Data provided:
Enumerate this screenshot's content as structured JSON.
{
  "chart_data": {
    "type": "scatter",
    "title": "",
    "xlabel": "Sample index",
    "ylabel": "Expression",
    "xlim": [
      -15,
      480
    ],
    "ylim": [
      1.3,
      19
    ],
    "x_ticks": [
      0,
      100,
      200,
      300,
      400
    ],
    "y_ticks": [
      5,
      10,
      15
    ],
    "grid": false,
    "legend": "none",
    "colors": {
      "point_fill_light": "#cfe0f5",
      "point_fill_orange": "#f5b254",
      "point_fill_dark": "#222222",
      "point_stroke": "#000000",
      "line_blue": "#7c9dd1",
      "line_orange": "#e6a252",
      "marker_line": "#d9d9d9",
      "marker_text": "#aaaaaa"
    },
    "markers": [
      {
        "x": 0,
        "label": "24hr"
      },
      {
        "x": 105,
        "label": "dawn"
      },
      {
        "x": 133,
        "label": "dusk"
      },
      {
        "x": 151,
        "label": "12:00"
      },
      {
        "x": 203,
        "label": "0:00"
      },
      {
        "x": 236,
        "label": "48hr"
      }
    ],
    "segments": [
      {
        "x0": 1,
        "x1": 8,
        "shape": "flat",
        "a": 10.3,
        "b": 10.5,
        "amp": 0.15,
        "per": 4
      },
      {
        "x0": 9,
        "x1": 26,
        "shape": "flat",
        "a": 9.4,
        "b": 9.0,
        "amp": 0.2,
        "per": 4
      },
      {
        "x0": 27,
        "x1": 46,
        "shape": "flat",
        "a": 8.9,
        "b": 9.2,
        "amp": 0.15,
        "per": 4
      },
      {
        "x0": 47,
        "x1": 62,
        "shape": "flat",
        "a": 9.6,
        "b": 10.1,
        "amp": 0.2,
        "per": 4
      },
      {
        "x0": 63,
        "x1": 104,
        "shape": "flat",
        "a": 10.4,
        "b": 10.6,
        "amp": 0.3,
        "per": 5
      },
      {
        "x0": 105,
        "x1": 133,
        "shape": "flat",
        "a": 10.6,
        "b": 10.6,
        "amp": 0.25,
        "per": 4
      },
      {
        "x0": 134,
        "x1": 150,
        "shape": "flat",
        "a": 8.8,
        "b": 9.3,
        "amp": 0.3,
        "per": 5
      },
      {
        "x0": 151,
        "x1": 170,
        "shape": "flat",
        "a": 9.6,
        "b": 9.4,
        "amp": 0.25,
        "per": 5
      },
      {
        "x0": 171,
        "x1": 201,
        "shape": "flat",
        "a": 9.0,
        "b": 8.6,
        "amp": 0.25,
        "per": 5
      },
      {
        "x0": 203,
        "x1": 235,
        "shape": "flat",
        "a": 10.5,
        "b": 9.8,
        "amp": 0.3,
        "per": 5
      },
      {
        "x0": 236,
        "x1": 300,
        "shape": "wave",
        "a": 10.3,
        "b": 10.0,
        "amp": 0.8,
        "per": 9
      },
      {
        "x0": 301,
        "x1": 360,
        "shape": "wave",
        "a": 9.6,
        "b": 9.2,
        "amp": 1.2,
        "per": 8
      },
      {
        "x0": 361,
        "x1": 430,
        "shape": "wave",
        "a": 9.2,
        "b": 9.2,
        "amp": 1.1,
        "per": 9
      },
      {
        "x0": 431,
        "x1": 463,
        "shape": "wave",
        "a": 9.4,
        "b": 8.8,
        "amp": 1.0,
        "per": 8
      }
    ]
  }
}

Written problem:
Extract the entries above verbatim.

Final answer:
Enumerate this screenshot's content as structured JSON.
{
  "chart_data": {
    "type": "scatter",
    "title": "",
    "xlabel": "Sample index",
    "ylabel": "Expression",
    "xlim": [
      -15,
      480
    ],
    "ylim": [
      1.3,
      19
    ],
    "x_ticks": [
      0,
      100,
      200,
      300,
      400
    ],
    "y_ticks": [
      5,
      10,
      15
    ],
    "grid": false,
    "legend": "none",
    "colors": {
      "point_fill_light": "#cfe0f5",
      "point_fill_orange": "#f5b254",
      "point_fill_dark": "#222222",
      "point_stroke": "#000000",
      "line_blue": "#7c9dd1",
      "line_orange": "#e6a252",
      "marker_line": "#d9d9d9",
      "marker_text": "#aaaaaa"
    },
    "markers": [
      {
        "x": 0,
        "label": "24hr"
      },
      {
        "x": 105,
        "label": "dawn"
      },
      {
        "x": 133,
        "label": "dusk"
      },
      {
        "x": 151,
        "label": "12:00"
      },
      {
        "x": 203,
        "label": "0:00"
      },
      {
        "x": 236,
        "label": "48hr"
      }
    ],
    "segments": [
      {
        "x0": 1,
        "x1": 8,
        "shape": "flat",
        "a": 10.3,
        "b": 10.5,
        "amp": 0.15,
        "per": 4
      },
      {
        "x0": 9,
        "x1": 26,
        "shape": "flat",
        "a": 9.4,
        "b": 9.0,
        "amp": 0.2,
        "per": 4
      },
      {
        "x0": 27,
        "x1": 46,
        "shape": "flat",
        "a": 8.9,
        "b": 9.2,
        "amp": 0.15,
        "per": 4
      },
      {
        "x0": 47,
        "x1": 62,
        "shape": "flat",
        "a": 9.6,
        "b": 10.1,
        "amp": 0.2,
        "per": 4
      },
      {
        "x0": 63,
        "x1": 104,
        "shape": "flat",
        "a": 10.4,
        "b": 10.6,
        "amp": 0.3,
        "per": 5
      },
      {
        "x0": 105,
        "x1": 133,
        "shape": "flat",
        "a": 10.6,
        "b": 10.6,
        "amp": 0.25,
        "per": 4
      },
      {
        "x0": 134,
        "x1": 150,
        "shape": "flat",
        "a": 8.8,
        "b": 9.3,
        "amp": 0.3,
        "per": 5
      },
      {
        "x0": 151,
        "x1": 170,
        "shape": "flat",
        "a": 9.6,
        "b": 9.4,
        "amp": 0.25,
        "per": 5
      },
      {
        "x0": 171,
        "x1": 201,
        "shape": "flat",
        "a": 9.0,
        "b": 8.6,
        "amp": 0.25,
        "per": 5
      },
      {
        "x0": 203,
        "x1": 235,
        "shape": "flat",
        "a": 10.5,
        "b": 9.8,
        "amp": 0.3,
        "per": 5
      },
      {
        "x0": 236,
        "x1": 300,
        "shape": "wave",
        "a": 10.3,
        "b": 10.0,
        "amp": 0.8,
        "per": 9
      },
      {
        "x0": 301,
        "x1": 360,
        "shape": "wave",
        "a": 9.6,
        "b": 9.2,
        "amp": 1.2,
        "per": 8
      },
      {
        "x0": 361,
        "x1": 430,
        "shape": "wave",
        "a": 9.2,
        "b": 9.2,
        "amp": 1.1,
        "per": 9
      },
      {
        "x0": 431,
        "x1": 463,
        "shape": "wave",
        "a": 9.4,
        "b": 8.8,
        "amp": 1.0,
        "per": 8
      }
    ]
  }
}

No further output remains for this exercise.